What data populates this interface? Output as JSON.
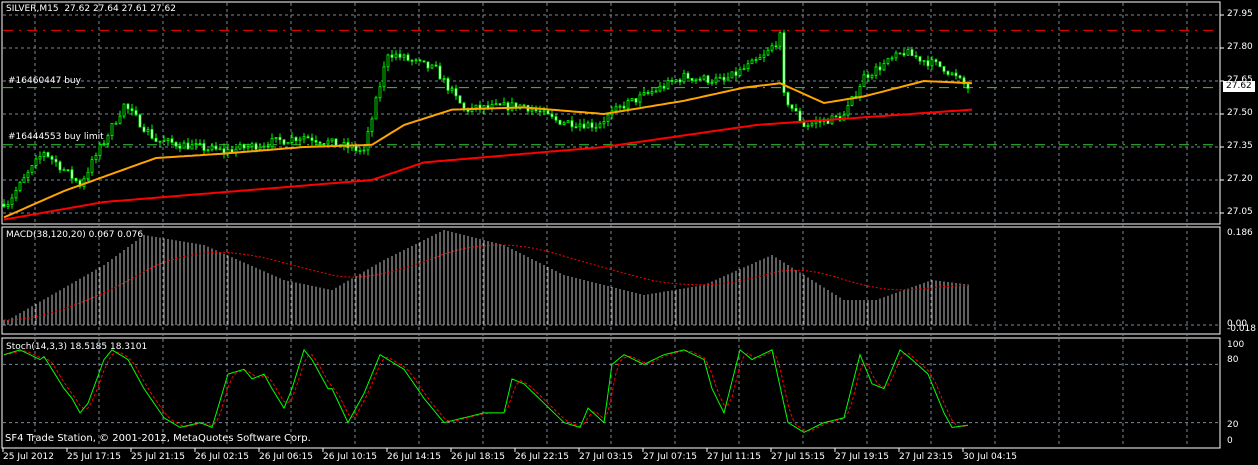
{
  "header": {
    "symbol": "SILVER,M15",
    "ohlc": "27.62 27.64 27.61 27.62"
  },
  "orders": [
    {
      "label": "#16460447 buy",
      "price": 27.62,
      "color": "#32cd32"
    },
    {
      "label": "#16444553 buy limit",
      "price": 27.36,
      "color": "#32cd32"
    }
  ],
  "resistance_line": {
    "price": 27.88,
    "color": "#ff0000"
  },
  "current_price": "27.62",
  "price_scale": [
    "27.95",
    "27.80",
    "27.65",
    "27.50",
    "27.35",
    "27.20",
    "27.05"
  ],
  "macd": {
    "label": "MACD(38,120,20) 0.067 0.076",
    "scale": [
      "0.186",
      "0.00",
      "-0.018"
    ]
  },
  "stoch": {
    "label": "Stoch(14,3,3) 18.5185 18.3101",
    "scale": [
      "100",
      "80",
      "20",
      "0"
    ]
  },
  "copyright": "SF4 Trade Station, © 2001-2012, MetaQuotes Software Corp.",
  "time_labels": [
    "25 Jul 2012",
    "25 Jul 17:15",
    "25 Jul 21:15",
    "26 Jul 02:15",
    "26 Jul 06:15",
    "26 Jul 10:15",
    "26 Jul 14:15",
    "26 Jul 18:15",
    "26 Jul 22:15",
    "27 Jul 03:15",
    "27 Jul 07:15",
    "27 Jul 11:15",
    "27 Jul 15:15",
    "27 Jul 19:15",
    "27 Jul 23:15",
    "30 Jul 04:15"
  ],
  "chart_data": {
    "type": "candlestick",
    "bars": 242,
    "price_range": [
      26.98,
      27.98
    ],
    "close_anchors": [
      [
        1,
        27.1
      ],
      [
        10,
        27.33
      ],
      [
        19,
        27.18
      ],
      [
        30,
        27.54
      ],
      [
        38,
        27.38
      ],
      [
        55,
        27.33
      ],
      [
        75,
        27.4
      ],
      [
        90,
        27.33
      ],
      [
        96,
        27.78
      ],
      [
        108,
        27.7
      ],
      [
        115,
        27.52
      ],
      [
        130,
        27.54
      ],
      [
        138,
        27.47
      ],
      [
        148,
        27.45
      ],
      [
        155,
        27.54
      ],
      [
        170,
        27.67
      ],
      [
        180,
        27.65
      ],
      [
        190,
        27.76
      ],
      [
        194,
        27.85
      ],
      [
        195,
        27.58
      ],
      [
        200,
        27.45
      ],
      [
        210,
        27.49
      ],
      [
        215,
        27.67
      ],
      [
        225,
        27.78
      ],
      [
        235,
        27.71
      ],
      [
        241,
        27.62
      ]
    ],
    "ma_fast": {
      "color": "#ffa500",
      "anchors": [
        [
          0,
          27.03
        ],
        [
          15,
          27.15
        ],
        [
          38,
          27.3
        ],
        [
          55,
          27.32
        ],
        [
          75,
          27.35
        ],
        [
          92,
          27.36
        ],
        [
          100,
          27.45
        ],
        [
          112,
          27.52
        ],
        [
          130,
          27.53
        ],
        [
          150,
          27.5
        ],
        [
          170,
          27.56
        ],
        [
          185,
          27.62
        ],
        [
          194,
          27.64
        ],
        [
          205,
          27.55
        ],
        [
          215,
          27.58
        ],
        [
          230,
          27.65
        ],
        [
          242,
          27.64
        ]
      ]
    },
    "ma_slow": {
      "color": "#ff0000",
      "anchors": [
        [
          0,
          27.02
        ],
        [
          25,
          27.1
        ],
        [
          92,
          27.2
        ],
        [
          105,
          27.28
        ],
        [
          150,
          27.35
        ],
        [
          188,
          27.45
        ],
        [
          242,
          27.52
        ]
      ]
    },
    "macd_anchors": [
      [
        1,
        0.01
      ],
      [
        25,
        0.12
      ],
      [
        35,
        0.18
      ],
      [
        50,
        0.16
      ],
      [
        70,
        0.09
      ],
      [
        82,
        0.07
      ],
      [
        95,
        0.13
      ],
      [
        110,
        0.19
      ],
      [
        125,
        0.16
      ],
      [
        140,
        0.1
      ],
      [
        160,
        0.06
      ],
      [
        175,
        0.08
      ],
      [
        192,
        0.14
      ],
      [
        210,
        0.05
      ],
      [
        218,
        0.05
      ],
      [
        232,
        0.09
      ],
      [
        242,
        0.08
      ]
    ],
    "stoch_anchors": [
      [
        0,
        90
      ],
      [
        4,
        95
      ],
      [
        9,
        85
      ],
      [
        10,
        88
      ],
      [
        12,
        75
      ],
      [
        15,
        55
      ],
      [
        17,
        45
      ],
      [
        19,
        30
      ],
      [
        21,
        40
      ],
      [
        25,
        85
      ],
      [
        27,
        95
      ],
      [
        31,
        85
      ],
      [
        35,
        55
      ],
      [
        40,
        25
      ],
      [
        44,
        15
      ],
      [
        49,
        20
      ],
      [
        52,
        15
      ],
      [
        56,
        70
      ],
      [
        60,
        75
      ],
      [
        62,
        65
      ],
      [
        65,
        70
      ],
      [
        67,
        55
      ],
      [
        70,
        35
      ],
      [
        72,
        55
      ],
      [
        75,
        95
      ],
      [
        77,
        85
      ],
      [
        81,
        55
      ],
      [
        82,
        55
      ],
      [
        86,
        20
      ],
      [
        90,
        50
      ],
      [
        94,
        90
      ],
      [
        96,
        85
      ],
      [
        100,
        75
      ],
      [
        105,
        45
      ],
      [
        110,
        20
      ],
      [
        115,
        25
      ],
      [
        120,
        30
      ],
      [
        125,
        30
      ],
      [
        127,
        65
      ],
      [
        130,
        60
      ],
      [
        135,
        40
      ],
      [
        140,
        20
      ],
      [
        144,
        15
      ],
      [
        146,
        35
      ],
      [
        150,
        20
      ],
      [
        152,
        80
      ],
      [
        155,
        90
      ],
      [
        160,
        80
      ],
      [
        165,
        90
      ],
      [
        170,
        95
      ],
      [
        175,
        85
      ],
      [
        177,
        55
      ],
      [
        180,
        30
      ],
      [
        184,
        95
      ],
      [
        187,
        85
      ],
      [
        192,
        95
      ],
      [
        196,
        20
      ],
      [
        200,
        10
      ],
      [
        205,
        20
      ],
      [
        210,
        25
      ],
      [
        214,
        90
      ],
      [
        217,
        60
      ],
      [
        220,
        55
      ],
      [
        224,
        95
      ],
      [
        227,
        85
      ],
      [
        231,
        70
      ],
      [
        235,
        30
      ],
      [
        237,
        15
      ],
      [
        242,
        18
      ]
    ]
  }
}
+++
# Set task
Omit the pictures and reproduce the listing exactly.

# Written solution
What data populates this interface? Output as JSON.
{
  "header": {
    "symbol": "SILVER,M15",
    "ohlc": "27.62 27.64 27.61 27.62"
  },
  "orders": [
    {
      "label": "#16460447 buy",
      "price": 27.62,
      "color": "#32cd32"
    },
    {
      "label": "#16444553 buy limit",
      "price": 27.36,
      "color": "#32cd32"
    }
  ],
  "resistance_line": {
    "price": 27.88,
    "color": "#ff0000"
  },
  "current_price": "27.62",
  "price_scale": [
    "27.95",
    "27.80",
    "27.65",
    "27.50",
    "27.35",
    "27.20",
    "27.05"
  ],
  "macd": {
    "label": "MACD(38,120,20) 0.067 0.076",
    "scale": [
      "0.186",
      "0.00",
      "-0.018"
    ]
  },
  "stoch": {
    "label": "Stoch(14,3,3) 18.5185 18.3101",
    "scale": [
      "100",
      "80",
      "20",
      "0"
    ]
  },
  "copyright": "SF4 Trade Station, © 2001-2012, MetaQuotes Software Corp.",
  "time_labels": [
    "25 Jul 2012",
    "25 Jul 17:15",
    "25 Jul 21:15",
    "26 Jul 02:15",
    "26 Jul 06:15",
    "26 Jul 10:15",
    "26 Jul 14:15",
    "26 Jul 18:15",
    "26 Jul 22:15",
    "27 Jul 03:15",
    "27 Jul 07:15",
    "27 Jul 11:15",
    "27 Jul 15:15",
    "27 Jul 19:15",
    "27 Jul 23:15",
    "30 Jul 04:15"
  ],
  "chart_data": {
    "type": "candlestick",
    "bars": 242,
    "price_range": [
      26.98,
      27.98
    ],
    "close_anchors": [
      [
        1,
        27.1
      ],
      [
        10,
        27.33
      ],
      [
        19,
        27.18
      ],
      [
        30,
        27.54
      ],
      [
        38,
        27.38
      ],
      [
        55,
        27.33
      ],
      [
        75,
        27.4
      ],
      [
        90,
        27.33
      ],
      [
        96,
        27.78
      ],
      [
        108,
        27.7
      ],
      [
        115,
        27.52
      ],
      [
        130,
        27.54
      ],
      [
        138,
        27.47
      ],
      [
        148,
        27.45
      ],
      [
        155,
        27.54
      ],
      [
        170,
        27.67
      ],
      [
        180,
        27.65
      ],
      [
        190,
        27.76
      ],
      [
        194,
        27.85
      ],
      [
        195,
        27.58
      ],
      [
        200,
        27.45
      ],
      [
        210,
        27.49
      ],
      [
        215,
        27.67
      ],
      [
        225,
        27.78
      ],
      [
        235,
        27.71
      ],
      [
        241,
        27.62
      ]
    ],
    "ma_fast": {
      "color": "#ffa500",
      "anchors": [
        [
          0,
          27.03
        ],
        [
          15,
          27.15
        ],
        [
          38,
          27.3
        ],
        [
          55,
          27.32
        ],
        [
          75,
          27.35
        ],
        [
          92,
          27.36
        ],
        [
          100,
          27.45
        ],
        [
          112,
          27.52
        ],
        [
          130,
          27.53
        ],
        [
          150,
          27.5
        ],
        [
          170,
          27.56
        ],
        [
          185,
          27.62
        ],
        [
          194,
          27.64
        ],
        [
          205,
          27.55
        ],
        [
          215,
          27.58
        ],
        [
          230,
          27.65
        ],
        [
          242,
          27.64
        ]
      ]
    },
    "ma_slow": {
      "color": "#ff0000",
      "anchors": [
        [
          0,
          27.02
        ],
        [
          25,
          27.1
        ],
        [
          92,
          27.2
        ],
        [
          105,
          27.28
        ],
        [
          150,
          27.35
        ],
        [
          188,
          27.45
        ],
        [
          242,
          27.52
        ]
      ]
    },
    "macd_anchors": [
      [
        1,
        0.01
      ],
      [
        25,
        0.12
      ],
      [
        35,
        0.18
      ],
      [
        50,
        0.16
      ],
      [
        70,
        0.09
      ],
      [
        82,
        0.07
      ],
      [
        95,
        0.13
      ],
      [
        110,
        0.19
      ],
      [
        125,
        0.16
      ],
      [
        140,
        0.1
      ],
      [
        160,
        0.06
      ],
      [
        175,
        0.08
      ],
      [
        192,
        0.14
      ],
      [
        210,
        0.05
      ],
      [
        218,
        0.05
      ],
      [
        232,
        0.09
      ],
      [
        242,
        0.08
      ]
    ],
    "stoch_anchors": [
      [
        0,
        90
      ],
      [
        4,
        95
      ],
      [
        9,
        85
      ],
      [
        10,
        88
      ],
      [
        12,
        75
      ],
      [
        15,
        55
      ],
      [
        17,
        45
      ],
      [
        19,
        30
      ],
      [
        21,
        40
      ],
      [
        25,
        85
      ],
      [
        27,
        95
      ],
      [
        31,
        85
      ],
      [
        35,
        55
      ],
      [
        40,
        25
      ],
      [
        44,
        15
      ],
      [
        49,
        20
      ],
      [
        52,
        15
      ],
      [
        56,
        70
      ],
      [
        60,
        75
      ],
      [
        62,
        65
      ],
      [
        65,
        70
      ],
      [
        67,
        55
      ],
      [
        70,
        35
      ],
      [
        72,
        55
      ],
      [
        75,
        95
      ],
      [
        77,
        85
      ],
      [
        81,
        55
      ],
      [
        82,
        55
      ],
      [
        86,
        20
      ],
      [
        90,
        50
      ],
      [
        94,
        90
      ],
      [
        96,
        85
      ],
      [
        100,
        75
      ],
      [
        105,
        45
      ],
      [
        110,
        20
      ],
      [
        115,
        25
      ],
      [
        120,
        30
      ],
      [
        125,
        30
      ],
      [
        127,
        65
      ],
      [
        130,
        60
      ],
      [
        135,
        40
      ],
      [
        140,
        20
      ],
      [
        144,
        15
      ],
      [
        146,
        35
      ],
      [
        150,
        20
      ],
      [
        152,
        80
      ],
      [
        155,
        90
      ],
      [
        160,
        80
      ],
      [
        165,
        90
      ],
      [
        170,
        95
      ],
      [
        175,
        85
      ],
      [
        177,
        55
      ],
      [
        180,
        30
      ],
      [
        184,
        95
      ],
      [
        187,
        85
      ],
      [
        192,
        95
      ],
      [
        196,
        20
      ],
      [
        200,
        10
      ],
      [
        205,
        20
      ],
      [
        210,
        25
      ],
      [
        214,
        90
      ],
      [
        217,
        60
      ],
      [
        220,
        55
      ],
      [
        224,
        95
      ],
      [
        227,
        85
      ],
      [
        231,
        70
      ],
      [
        235,
        30
      ],
      [
        237,
        15
      ],
      [
        242,
        18
      ]
    ]
  }
}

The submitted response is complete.